═════ SUPPLIED RECORDS

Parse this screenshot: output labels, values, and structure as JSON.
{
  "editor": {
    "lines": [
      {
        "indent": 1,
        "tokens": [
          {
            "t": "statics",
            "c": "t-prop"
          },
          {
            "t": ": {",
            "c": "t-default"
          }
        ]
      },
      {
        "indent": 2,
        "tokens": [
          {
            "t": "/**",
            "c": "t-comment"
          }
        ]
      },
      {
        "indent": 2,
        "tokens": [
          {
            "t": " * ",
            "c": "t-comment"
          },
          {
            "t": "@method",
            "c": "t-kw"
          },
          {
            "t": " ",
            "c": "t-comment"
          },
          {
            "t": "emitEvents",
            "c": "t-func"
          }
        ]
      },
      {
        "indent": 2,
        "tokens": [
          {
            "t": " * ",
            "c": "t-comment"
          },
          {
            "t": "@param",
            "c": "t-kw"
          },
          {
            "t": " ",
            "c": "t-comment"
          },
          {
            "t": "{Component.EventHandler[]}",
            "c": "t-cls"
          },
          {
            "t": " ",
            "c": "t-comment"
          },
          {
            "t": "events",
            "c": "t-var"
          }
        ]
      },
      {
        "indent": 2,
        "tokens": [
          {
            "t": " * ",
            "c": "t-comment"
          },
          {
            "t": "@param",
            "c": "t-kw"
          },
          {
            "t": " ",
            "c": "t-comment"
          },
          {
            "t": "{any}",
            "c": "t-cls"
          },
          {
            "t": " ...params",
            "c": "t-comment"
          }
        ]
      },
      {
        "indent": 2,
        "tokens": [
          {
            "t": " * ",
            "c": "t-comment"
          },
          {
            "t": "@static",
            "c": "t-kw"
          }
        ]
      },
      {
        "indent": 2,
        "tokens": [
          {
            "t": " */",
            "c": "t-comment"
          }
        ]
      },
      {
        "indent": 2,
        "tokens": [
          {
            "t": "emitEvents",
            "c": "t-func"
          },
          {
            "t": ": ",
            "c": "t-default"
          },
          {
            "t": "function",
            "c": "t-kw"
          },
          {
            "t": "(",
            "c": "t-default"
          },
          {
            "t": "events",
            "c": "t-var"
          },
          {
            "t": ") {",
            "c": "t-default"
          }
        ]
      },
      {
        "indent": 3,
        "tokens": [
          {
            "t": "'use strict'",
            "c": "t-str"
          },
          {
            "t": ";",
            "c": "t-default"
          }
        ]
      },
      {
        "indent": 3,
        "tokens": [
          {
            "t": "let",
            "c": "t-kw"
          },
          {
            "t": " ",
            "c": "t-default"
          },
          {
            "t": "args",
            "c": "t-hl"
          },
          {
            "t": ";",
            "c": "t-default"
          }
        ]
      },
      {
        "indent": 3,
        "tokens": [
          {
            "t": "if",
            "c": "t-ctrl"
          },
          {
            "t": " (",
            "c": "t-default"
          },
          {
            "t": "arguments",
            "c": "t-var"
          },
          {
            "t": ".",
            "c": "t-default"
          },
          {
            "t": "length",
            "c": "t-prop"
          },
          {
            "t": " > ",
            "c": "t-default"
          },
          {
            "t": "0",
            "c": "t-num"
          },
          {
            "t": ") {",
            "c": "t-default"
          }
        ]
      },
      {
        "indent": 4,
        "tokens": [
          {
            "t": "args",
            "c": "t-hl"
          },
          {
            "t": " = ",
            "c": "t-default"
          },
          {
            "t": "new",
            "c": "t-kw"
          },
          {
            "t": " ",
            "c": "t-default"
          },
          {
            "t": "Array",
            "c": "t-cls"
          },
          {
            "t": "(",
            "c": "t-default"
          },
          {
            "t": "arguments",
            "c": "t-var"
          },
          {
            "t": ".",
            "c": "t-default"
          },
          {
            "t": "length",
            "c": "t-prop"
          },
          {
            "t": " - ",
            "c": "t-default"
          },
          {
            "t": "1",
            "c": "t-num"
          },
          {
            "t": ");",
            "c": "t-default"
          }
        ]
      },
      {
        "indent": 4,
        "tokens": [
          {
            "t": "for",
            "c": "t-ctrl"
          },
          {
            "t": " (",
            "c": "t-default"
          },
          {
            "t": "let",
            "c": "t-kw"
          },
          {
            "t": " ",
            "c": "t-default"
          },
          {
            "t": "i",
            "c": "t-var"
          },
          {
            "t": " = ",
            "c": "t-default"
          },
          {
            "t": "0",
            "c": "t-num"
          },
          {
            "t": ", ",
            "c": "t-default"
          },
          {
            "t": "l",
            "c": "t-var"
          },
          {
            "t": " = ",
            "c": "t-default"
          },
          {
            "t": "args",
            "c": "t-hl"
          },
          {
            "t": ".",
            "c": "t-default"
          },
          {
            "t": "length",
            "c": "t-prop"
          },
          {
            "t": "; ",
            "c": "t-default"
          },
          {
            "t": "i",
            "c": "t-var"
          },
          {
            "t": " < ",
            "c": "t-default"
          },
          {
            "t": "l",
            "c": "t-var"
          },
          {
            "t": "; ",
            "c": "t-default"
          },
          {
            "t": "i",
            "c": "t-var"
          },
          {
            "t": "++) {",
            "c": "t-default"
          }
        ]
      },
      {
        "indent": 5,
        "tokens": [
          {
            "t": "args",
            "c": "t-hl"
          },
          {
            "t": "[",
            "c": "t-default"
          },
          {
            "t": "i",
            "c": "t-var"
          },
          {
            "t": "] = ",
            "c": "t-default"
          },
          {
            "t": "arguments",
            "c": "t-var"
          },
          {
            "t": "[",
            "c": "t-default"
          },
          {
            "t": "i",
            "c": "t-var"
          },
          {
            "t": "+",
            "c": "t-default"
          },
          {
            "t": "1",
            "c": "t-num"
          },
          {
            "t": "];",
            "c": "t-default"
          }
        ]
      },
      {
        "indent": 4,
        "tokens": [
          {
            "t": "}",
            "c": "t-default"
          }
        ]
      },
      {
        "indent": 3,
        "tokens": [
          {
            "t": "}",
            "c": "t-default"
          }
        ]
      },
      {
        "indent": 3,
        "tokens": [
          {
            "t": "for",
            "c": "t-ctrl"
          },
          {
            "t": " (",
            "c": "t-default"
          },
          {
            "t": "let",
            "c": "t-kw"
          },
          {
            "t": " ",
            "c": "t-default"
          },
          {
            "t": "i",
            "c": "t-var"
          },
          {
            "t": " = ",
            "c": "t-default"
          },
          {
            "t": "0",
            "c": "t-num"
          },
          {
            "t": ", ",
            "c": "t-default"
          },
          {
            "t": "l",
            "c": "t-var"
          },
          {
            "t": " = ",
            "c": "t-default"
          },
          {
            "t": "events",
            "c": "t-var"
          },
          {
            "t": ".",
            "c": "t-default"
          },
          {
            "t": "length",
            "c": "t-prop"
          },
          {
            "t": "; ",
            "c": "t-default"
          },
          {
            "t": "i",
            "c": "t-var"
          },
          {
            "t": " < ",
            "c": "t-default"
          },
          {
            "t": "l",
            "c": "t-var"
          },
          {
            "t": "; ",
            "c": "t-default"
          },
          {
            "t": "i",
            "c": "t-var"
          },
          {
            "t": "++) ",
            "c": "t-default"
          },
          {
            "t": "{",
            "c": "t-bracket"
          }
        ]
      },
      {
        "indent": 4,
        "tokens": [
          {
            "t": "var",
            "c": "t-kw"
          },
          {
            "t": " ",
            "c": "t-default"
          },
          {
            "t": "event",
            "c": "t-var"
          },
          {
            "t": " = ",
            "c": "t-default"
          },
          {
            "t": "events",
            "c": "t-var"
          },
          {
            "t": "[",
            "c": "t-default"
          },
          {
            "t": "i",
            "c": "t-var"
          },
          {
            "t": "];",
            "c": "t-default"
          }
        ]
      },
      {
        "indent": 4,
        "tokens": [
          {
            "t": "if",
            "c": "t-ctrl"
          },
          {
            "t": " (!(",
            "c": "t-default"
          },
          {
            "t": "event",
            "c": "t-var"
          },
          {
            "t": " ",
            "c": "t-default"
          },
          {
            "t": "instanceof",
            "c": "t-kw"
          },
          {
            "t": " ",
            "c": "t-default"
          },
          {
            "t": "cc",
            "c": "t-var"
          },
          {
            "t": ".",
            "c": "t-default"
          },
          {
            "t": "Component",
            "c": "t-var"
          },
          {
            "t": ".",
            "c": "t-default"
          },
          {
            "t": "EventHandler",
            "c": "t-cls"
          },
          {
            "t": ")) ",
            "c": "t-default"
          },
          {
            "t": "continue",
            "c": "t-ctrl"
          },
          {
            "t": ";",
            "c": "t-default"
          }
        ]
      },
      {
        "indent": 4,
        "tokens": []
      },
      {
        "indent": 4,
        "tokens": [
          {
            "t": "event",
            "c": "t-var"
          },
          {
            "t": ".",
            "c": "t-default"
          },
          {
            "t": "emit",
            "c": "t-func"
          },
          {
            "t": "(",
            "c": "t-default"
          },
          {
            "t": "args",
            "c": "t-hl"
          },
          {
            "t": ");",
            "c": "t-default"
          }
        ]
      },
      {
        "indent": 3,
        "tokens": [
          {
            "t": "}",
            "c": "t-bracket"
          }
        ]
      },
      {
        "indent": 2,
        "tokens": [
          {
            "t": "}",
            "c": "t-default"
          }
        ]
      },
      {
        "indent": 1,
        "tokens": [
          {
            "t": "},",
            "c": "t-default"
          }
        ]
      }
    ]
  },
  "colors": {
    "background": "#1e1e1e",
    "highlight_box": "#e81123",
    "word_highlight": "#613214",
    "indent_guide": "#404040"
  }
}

══════════

> **DIRECTIONS FOR THIS TASK**
Return each line of the listing that holds the string "EventHandler".

> **FULL RESPONSE**
            "t": "{Component.EventHandler[]}",
            "t": "EventHandler",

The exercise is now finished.